** Start Data **

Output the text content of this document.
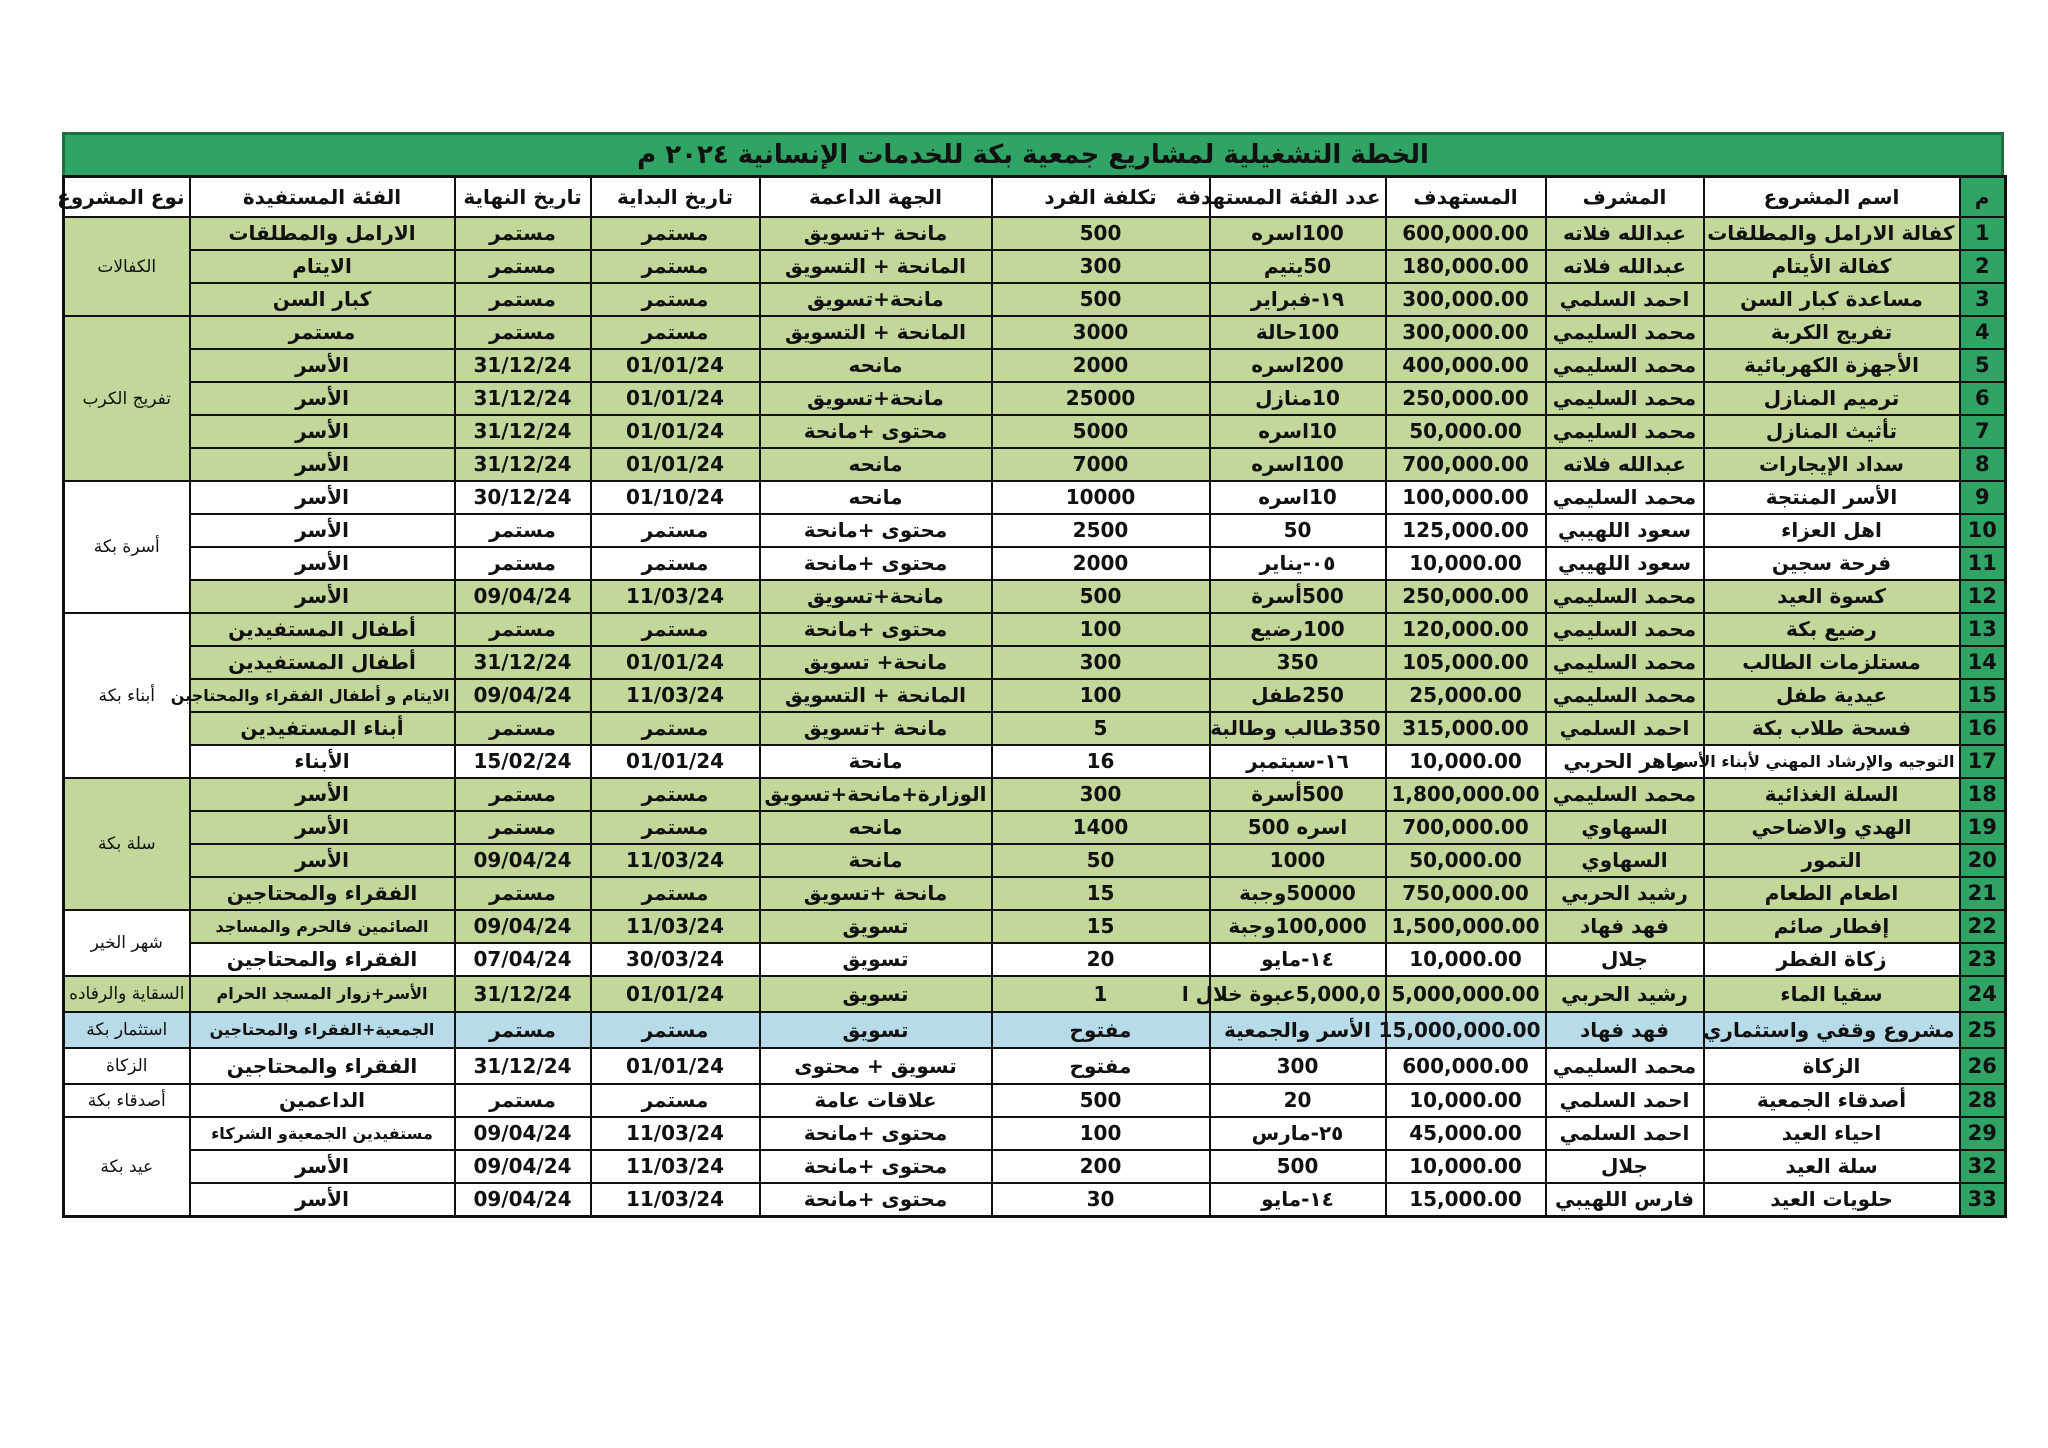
الخطة التشغيلية لمشاريع جمعية بكة للخدمات الإنسانية ٢٠٢٤ م
م	اسم المشروع	المشرف	المستهدف	عدد الفئة المستهدفة	تكلفة الفرد	الجهة الداعمة	تاريخ البداية	تاريخ النهاية	الفئة المستفيدة	نوع المشروع
1	كفالة الارامل والمطلقات	عبدالله فلاته	600,000.00	100اسره	500	مانحة +تسويق	مستمر	مستمر	الارامل والمطلقات	الكفالات
2	كفالة الأيتام	عبدالله فلاته	180,000.00	50يتيم	300	المانحة + التسويق	مستمر	مستمر	الايتام	
3	مساعدة كبار السن	احمد السلمي	300,000.00	١٩-فبراير	500	مانحة+تسويق	مستمر	مستمر	كبار السن	
4	تفريج الكربة	محمد السليمي	300,000.00	100حالة	3000	المانحة + التسويق	مستمر	مستمر	مستمر	تفريج الكرب
5	الأجهزة الكهربائية	محمد السليمي	400,000.00	200اسره	2000	مانحه	01/01/24	31/12/24	الأسر	
6	ترميم المنازل	محمد السليمي	250,000.00	10منازل	25000	مانحة+تسويق	01/01/24	31/12/24	الأسر	
7	تأثيث المنازل	محمد السليمي	50,000.00	10اسره	5000	محتوى +مانحة	01/01/24	31/12/24	الأسر	
8	سداد الإيجارات	عبدالله فلاته	700,000.00	100اسره	7000	مانحه	01/01/24	31/12/24	الأسر	
9	الأسر المنتجة	محمد السليمي	100,000.00	10اسره	10000	مانحه	01/10/24	30/12/24	الأسر	أسرة بكة
10	اهل العزاء	سعود اللهيبي	125,000.00	50	2500	محتوى +مانحة	مستمر	مستمر	الأسر	
11	فرحة سجين	سعود اللهيبي	10,000.00	٠٥-يناير	2000	محتوى +مانحة	مستمر	مستمر	الأسر	
12	كسوة العيد	محمد السليمي	250,000.00	500أسرة	500	مانحة+تسويق	11/03/24	09/04/24	الأسر	
13	رضيع بكة	محمد السليمي	120,000.00	100رضيع	100	محتوى +مانحة	مستمر	مستمر	أطفال المستفيدين	أبناء بكة
14	مستلزمات الطالب	محمد السليمي	105,000.00	350	300	مانحة+ تسويق	01/01/24	31/12/24	أطفال المستفيدين	
15	عيدية طفل	محمد السليمي	25,000.00	250طفل	100	المانحة + التسويق	11/03/24	09/04/24	الايتام و أطفال الفقراء والمحتاجين	
16	فسحة طلاب بكة	احمد السلمي	315,000.00	350طالب وطالبة	5	مانحة +تسويق	مستمر	مستمر	أبناء المستفيدين	
17	التوجيه والإرشاد المهني لأبناء الأسر	ماهر الحربي	10,000.00	١٦-سبتمبر	16	مانحة	01/01/24	15/02/24	الأبناء	
18	السلة الغذائية	محمد السليمي	1,800,000.00	500أسرة	300	الوزارة+مانحة+تسويق	مستمر	مستمر	الأسر	سلة بكة
19	الهدي والاضاحي	السهاوي	700,000.00	اسره 500	1400	مانحه	مستمر	مستمر	الأسر	
20	التمور	السهاوي	50,000.00	1000	50	مانحة	11/03/24	09/04/24	الأسر	
21	اطعام الطعام	رشيد الحربي	750,000.00	50000وجبة	15	مانحة +تسويق	مستمر	مستمر	الفقراء والمحتاجين	
22	إفطار صائم	فهد فهاد	1,500,000.00	100,000وجبة	15	تسويق	11/03/24	09/04/24	الصائمين فالحرم والمساجد	شهر الخير
23	زكاة الفطر	جلال	10,000.00	١٤-مايو	20	تسويق	30/03/24	07/04/24	الفقراء والمحتاجين	
24	سقيا الماء	رشيد الحربي	5,000,000.00	5,000,0عبوة خلال ا	1	تسويق	01/01/24	31/12/24	الأسر+زوار المسجد الحرام	السقاية والرفاده
25	مشروع وقفي واستثماري	فهد فهاد	15,000,000.00	الأسر والجمعية	مفتوح	تسويق	مستمر	مستمر	الجمعية+الفقراء والمحتاجين	استثمار بكة
26	الزكاة	محمد السليمي	600,000.00	300	مفتوح	تسويق + محتوى	01/01/24	31/12/24	الفقراء والمحتاجين	الزكاة
28	أصدقاء الجمعية	احمد السلمي	10,000.00	20	500	علاقات عامة	مستمر	مستمر	الداعمين	أصدقاء بكة
29	احياء العيد	احمد السلمي	45,000.00	٢٥-مارس	100	محتوى +مانحة	11/03/24	09/04/24	مستفيدين الجمعيةو الشركاء	عيد بكة
32	سلة العيد	جلال	10,000.00	500	200	محتوى +مانحة	11/03/24	09/04/24	الأسر	
33	حلويات العيد	فارس اللهيبي	15,000.00	١٤-مايو	30	محتوى +مانحة	11/03/24	09/04/24	الأسر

** End Data **

* **Exercise directions**
Return all of the entries word for word, but omit the pictures.

* **Finished exercise**
Output the text content of this document.
الخطة التشغيلية لمشاريع جمعية بكة للخدمات الإنسانية ٢٠٢٤ م
م	اسم المشروع	المشرف	المستهدف	عدد الفئة المستهدفة	تكلفة الفرد	الجهة الداعمة	تاريخ البداية	تاريخ النهاية	الفئة المستفيدة	نوع المشروع
1	كفالة الارامل والمطلقات	عبدالله فلاته	600,000.00	100اسره	500	مانحة +تسويق	مستمر	مستمر	الارامل والمطلقات	الكفالات
2	كفالة الأيتام	عبدالله فلاته	180,000.00	50يتيم	300	المانحة + التسويق	مستمر	مستمر	الايتام	
3	مساعدة كبار السن	احمد السلمي	300,000.00	١٩-فبراير	500	مانحة+تسويق	مستمر	مستمر	كبار السن	
4	تفريج الكربة	محمد السليمي	300,000.00	100حالة	3000	المانحة + التسويق	مستمر	مستمر	مستمر	تفريج الكرب
5	الأجهزة الكهربائية	محمد السليمي	400,000.00	200اسره	2000	مانحه	01/01/24	31/12/24	الأسر	
6	ترميم المنازل	محمد السليمي	250,000.00	10منازل	25000	مانحة+تسويق	01/01/24	31/12/24	الأسر	
7	تأثيث المنازل	محمد السليمي	50,000.00	10اسره	5000	محتوى +مانحة	01/01/24	31/12/24	الأسر	
8	سداد الإيجارات	عبدالله فلاته	700,000.00	100اسره	7000	مانحه	01/01/24	31/12/24	الأسر	
9	الأسر المنتجة	محمد السليمي	100,000.00	10اسره	10000	مانحه	01/10/24	30/12/24	الأسر	أسرة بكة
10	اهل العزاء	سعود اللهيبي	125,000.00	50	2500	محتوى +مانحة	مستمر	مستمر	الأسر	
11	فرحة سجين	سعود اللهيبي	10,000.00	٠٥-يناير	2000	محتوى +مانحة	مستمر	مستمر	الأسر	
12	كسوة العيد	محمد السليمي	250,000.00	500أسرة	500	مانحة+تسويق	11/03/24	09/04/24	الأسر	
13	رضيع بكة	محمد السليمي	120,000.00	100رضيع	100	محتوى +مانحة	مستمر	مستمر	أطفال المستفيدين	أبناء بكة
14	مستلزمات الطالب	محمد السليمي	105,000.00	350	300	مانحة+ تسويق	01/01/24	31/12/24	أطفال المستفيدين	
15	عيدية طفل	محمد السليمي	25,000.00	250طفل	100	المانحة + التسويق	11/03/24	09/04/24	الايتام و أطفال الفقراء والمحتاجين	
16	فسحة طلاب بكة	احمد السلمي	315,000.00	350طالب وطالبة	5	مانحة +تسويق	مستمر	مستمر	أبناء المستفيدين	
17	التوجيه والإرشاد المهني لأبناء الأسر	ماهر الحربي	10,000.00	١٦-سبتمبر	16	مانحة	01/01/24	15/02/24	الأبناء	
18	السلة الغذائية	محمد السليمي	1,800,000.00	500أسرة	300	الوزارة+مانحة+تسويق	مستمر	مستمر	الأسر	سلة بكة
19	الهدي والاضاحي	السهاوي	700,000.00	اسره 500	1400	مانحه	مستمر	مستمر	الأسر	
20	التمور	السهاوي	50,000.00	1000	50	مانحة	11/03/24	09/04/24	الأسر	
21	اطعام الطعام	رشيد الحربي	750,000.00	50000وجبة	15	مانحة +تسويق	مستمر	مستمر	الفقراء والمحتاجين	
22	إفطار صائم	فهد فهاد	1,500,000.00	100,000وجبة	15	تسويق	11/03/24	09/04/24	الصائمين فالحرم والمساجد	شهر الخير
23	زكاة الفطر	جلال	10,000.00	١٤-مايو	20	تسويق	30/03/24	07/04/24	الفقراء والمحتاجين	
24	سقيا الماء	رشيد الحربي	5,000,000.00	5,000,0عبوة خلال ا	1	تسويق	01/01/24	31/12/24	الأسر+زوار المسجد الحرام	السقاية والرفاده
25	مشروع وقفي واستثماري	فهد فهاد	15,000,000.00	الأسر والجمعية	مفتوح	تسويق	مستمر	مستمر	الجمعية+الفقراء والمحتاجين	استثمار بكة
26	الزكاة	محمد السليمي	600,000.00	300	مفتوح	تسويق + محتوى	01/01/24	31/12/24	الفقراء والمحتاجين	الزكاة
28	أصدقاء الجمعية	احمد السلمي	10,000.00	20	500	علاقات عامة	مستمر	مستمر	الداعمين	أصدقاء بكة
29	احياء العيد	احمد السلمي	45,000.00	٢٥-مارس	100	محتوى +مانحة	11/03/24	09/04/24	مستفيدين الجمعيةو الشركاء	عيد بكة
32	سلة العيد	جلال	10,000.00	500	200	محتوى +مانحة	11/03/24	09/04/24	الأسر	
33	حلويات العيد	فارس اللهيبي	15,000.00	١٤-مايو	30	محتوى +مانحة	11/03/24	09/04/24	الأسر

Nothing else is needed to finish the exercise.